#### WHAT THE TASK ASKS:
Copy each line of the entries that contains the word "Layer".

#### EXERCISE INPUTS:
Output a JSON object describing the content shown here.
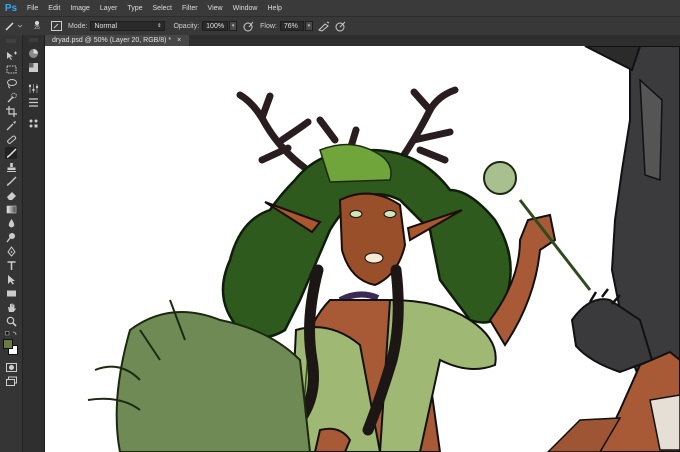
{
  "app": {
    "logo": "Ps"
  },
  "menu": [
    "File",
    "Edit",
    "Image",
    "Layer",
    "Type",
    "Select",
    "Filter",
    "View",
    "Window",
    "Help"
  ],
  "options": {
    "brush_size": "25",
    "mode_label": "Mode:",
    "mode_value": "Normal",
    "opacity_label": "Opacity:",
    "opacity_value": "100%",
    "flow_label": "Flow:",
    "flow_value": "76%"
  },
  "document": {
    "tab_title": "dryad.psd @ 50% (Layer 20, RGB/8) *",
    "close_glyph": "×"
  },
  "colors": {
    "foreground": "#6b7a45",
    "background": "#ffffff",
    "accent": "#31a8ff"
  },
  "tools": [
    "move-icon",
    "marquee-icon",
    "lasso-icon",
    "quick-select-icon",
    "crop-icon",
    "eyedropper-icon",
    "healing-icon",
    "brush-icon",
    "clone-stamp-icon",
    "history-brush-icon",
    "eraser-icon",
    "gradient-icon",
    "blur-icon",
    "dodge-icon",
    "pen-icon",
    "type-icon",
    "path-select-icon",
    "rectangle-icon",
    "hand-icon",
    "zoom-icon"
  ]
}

* * *

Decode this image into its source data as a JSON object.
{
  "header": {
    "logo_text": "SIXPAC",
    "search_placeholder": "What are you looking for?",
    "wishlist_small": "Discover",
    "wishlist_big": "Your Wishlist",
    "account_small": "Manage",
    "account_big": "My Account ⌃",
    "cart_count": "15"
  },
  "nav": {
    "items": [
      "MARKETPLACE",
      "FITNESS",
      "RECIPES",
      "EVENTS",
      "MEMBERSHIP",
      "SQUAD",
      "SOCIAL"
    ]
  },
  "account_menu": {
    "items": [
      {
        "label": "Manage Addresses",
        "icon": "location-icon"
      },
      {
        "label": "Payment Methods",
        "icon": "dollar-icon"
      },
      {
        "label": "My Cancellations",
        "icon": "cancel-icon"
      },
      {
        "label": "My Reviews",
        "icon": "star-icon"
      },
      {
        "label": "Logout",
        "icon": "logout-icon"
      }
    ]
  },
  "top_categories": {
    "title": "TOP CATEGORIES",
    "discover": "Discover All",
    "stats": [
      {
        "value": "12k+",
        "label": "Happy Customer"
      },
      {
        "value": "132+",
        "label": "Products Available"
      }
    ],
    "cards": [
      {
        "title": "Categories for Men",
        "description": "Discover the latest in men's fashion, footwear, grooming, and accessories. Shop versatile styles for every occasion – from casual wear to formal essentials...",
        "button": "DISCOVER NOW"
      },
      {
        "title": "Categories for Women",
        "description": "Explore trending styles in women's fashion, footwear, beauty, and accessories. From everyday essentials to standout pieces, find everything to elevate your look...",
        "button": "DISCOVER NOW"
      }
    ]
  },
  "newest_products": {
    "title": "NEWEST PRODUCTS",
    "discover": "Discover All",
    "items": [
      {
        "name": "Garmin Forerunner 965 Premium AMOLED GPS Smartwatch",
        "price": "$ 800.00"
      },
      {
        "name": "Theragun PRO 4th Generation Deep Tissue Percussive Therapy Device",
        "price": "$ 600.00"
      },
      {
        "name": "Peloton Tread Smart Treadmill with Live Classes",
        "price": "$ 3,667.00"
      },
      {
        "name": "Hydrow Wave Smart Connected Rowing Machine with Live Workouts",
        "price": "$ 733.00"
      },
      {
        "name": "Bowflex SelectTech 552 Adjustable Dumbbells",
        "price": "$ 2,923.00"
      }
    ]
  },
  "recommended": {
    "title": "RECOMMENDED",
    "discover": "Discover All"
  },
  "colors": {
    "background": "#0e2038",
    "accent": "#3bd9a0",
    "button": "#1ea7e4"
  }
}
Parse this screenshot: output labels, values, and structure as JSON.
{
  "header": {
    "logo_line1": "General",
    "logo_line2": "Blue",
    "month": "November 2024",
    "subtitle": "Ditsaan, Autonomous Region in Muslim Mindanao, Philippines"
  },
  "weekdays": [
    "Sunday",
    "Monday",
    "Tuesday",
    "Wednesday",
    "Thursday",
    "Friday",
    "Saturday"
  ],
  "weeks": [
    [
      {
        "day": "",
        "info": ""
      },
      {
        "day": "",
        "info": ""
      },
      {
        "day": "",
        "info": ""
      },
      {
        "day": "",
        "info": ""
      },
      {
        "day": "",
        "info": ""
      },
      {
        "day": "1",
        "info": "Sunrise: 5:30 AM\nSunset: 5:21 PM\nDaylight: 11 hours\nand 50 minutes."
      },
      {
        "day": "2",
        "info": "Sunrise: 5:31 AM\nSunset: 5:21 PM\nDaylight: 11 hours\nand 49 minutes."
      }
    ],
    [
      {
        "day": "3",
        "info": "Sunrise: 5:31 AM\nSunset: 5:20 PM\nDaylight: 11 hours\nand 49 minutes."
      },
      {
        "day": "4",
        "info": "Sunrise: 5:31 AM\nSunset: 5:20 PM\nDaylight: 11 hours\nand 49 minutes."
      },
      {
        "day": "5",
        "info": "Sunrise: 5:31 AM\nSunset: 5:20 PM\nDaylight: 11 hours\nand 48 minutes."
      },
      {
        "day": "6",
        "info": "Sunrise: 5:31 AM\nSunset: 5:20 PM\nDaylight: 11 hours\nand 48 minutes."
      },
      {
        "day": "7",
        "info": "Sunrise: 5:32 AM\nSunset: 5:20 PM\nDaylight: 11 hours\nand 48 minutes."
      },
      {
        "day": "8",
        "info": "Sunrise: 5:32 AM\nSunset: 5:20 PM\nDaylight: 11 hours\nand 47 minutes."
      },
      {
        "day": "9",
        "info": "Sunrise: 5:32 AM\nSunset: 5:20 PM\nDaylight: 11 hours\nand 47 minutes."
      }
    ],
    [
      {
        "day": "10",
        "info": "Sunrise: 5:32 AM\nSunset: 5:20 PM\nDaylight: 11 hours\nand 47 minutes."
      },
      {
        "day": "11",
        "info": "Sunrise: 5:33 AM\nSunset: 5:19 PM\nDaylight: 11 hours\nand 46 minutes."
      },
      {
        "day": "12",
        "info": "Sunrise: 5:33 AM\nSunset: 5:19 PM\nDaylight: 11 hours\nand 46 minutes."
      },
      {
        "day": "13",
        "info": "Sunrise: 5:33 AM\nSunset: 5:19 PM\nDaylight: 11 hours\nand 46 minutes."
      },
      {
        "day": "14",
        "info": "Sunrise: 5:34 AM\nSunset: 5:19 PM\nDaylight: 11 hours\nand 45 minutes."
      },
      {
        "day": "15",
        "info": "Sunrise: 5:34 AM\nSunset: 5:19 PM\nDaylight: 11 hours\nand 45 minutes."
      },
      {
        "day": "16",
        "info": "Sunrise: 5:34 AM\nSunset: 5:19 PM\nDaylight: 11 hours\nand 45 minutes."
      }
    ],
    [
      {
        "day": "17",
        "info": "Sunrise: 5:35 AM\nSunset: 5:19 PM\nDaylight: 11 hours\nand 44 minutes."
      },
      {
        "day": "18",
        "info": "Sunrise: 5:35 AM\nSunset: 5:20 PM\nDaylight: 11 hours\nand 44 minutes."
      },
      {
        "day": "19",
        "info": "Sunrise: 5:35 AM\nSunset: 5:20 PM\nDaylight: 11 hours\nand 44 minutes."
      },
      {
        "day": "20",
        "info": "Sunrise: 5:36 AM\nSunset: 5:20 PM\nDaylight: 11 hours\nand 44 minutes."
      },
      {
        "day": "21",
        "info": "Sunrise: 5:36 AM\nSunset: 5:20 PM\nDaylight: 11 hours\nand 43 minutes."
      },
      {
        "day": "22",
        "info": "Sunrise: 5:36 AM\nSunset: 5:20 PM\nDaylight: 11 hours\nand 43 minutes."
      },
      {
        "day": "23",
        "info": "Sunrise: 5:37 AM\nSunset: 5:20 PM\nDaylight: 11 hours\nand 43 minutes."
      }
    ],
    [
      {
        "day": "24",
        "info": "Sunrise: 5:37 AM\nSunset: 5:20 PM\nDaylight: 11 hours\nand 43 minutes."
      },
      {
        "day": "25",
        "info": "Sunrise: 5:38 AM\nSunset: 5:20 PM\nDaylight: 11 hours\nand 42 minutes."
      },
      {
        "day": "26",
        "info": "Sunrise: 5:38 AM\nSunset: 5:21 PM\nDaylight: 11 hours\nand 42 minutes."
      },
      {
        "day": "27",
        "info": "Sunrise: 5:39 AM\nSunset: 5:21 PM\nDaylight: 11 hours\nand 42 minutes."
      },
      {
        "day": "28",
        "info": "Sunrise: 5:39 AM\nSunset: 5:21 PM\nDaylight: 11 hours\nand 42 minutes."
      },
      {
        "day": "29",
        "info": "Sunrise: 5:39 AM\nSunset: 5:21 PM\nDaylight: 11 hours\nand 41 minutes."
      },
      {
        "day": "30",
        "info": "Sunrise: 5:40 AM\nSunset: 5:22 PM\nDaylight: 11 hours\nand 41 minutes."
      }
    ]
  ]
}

==

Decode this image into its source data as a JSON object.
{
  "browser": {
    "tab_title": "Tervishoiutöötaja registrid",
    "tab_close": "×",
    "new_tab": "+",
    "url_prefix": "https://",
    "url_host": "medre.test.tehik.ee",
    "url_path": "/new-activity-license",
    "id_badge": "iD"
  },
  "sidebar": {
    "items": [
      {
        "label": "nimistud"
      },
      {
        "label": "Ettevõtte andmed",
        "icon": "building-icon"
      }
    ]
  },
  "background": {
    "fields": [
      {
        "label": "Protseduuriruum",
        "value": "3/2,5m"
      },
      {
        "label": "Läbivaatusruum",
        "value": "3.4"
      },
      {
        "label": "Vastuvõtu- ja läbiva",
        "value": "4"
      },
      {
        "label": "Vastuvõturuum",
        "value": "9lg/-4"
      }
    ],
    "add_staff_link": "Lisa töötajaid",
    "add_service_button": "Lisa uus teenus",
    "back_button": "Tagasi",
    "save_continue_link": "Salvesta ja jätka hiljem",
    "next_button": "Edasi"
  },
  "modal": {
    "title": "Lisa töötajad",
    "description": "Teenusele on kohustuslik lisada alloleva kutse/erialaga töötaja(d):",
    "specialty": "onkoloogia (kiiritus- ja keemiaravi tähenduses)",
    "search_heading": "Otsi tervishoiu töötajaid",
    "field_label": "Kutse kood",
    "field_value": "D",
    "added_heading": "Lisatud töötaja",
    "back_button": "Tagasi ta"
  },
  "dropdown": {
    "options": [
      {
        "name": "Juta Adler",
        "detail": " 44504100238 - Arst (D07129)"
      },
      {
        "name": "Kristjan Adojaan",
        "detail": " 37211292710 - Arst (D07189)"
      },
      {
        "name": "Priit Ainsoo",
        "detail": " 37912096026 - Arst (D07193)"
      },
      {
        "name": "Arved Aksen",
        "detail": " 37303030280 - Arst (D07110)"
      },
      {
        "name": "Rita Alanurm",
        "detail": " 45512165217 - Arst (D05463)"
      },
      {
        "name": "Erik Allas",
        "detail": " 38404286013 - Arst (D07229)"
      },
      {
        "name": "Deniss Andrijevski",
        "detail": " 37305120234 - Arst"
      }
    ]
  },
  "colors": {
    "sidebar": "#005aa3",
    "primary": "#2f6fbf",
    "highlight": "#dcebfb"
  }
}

#### RESPONSE:
    "Layer",
    "tab_title": "dryad.psd @ 50% (Layer 20, RGB/8) *",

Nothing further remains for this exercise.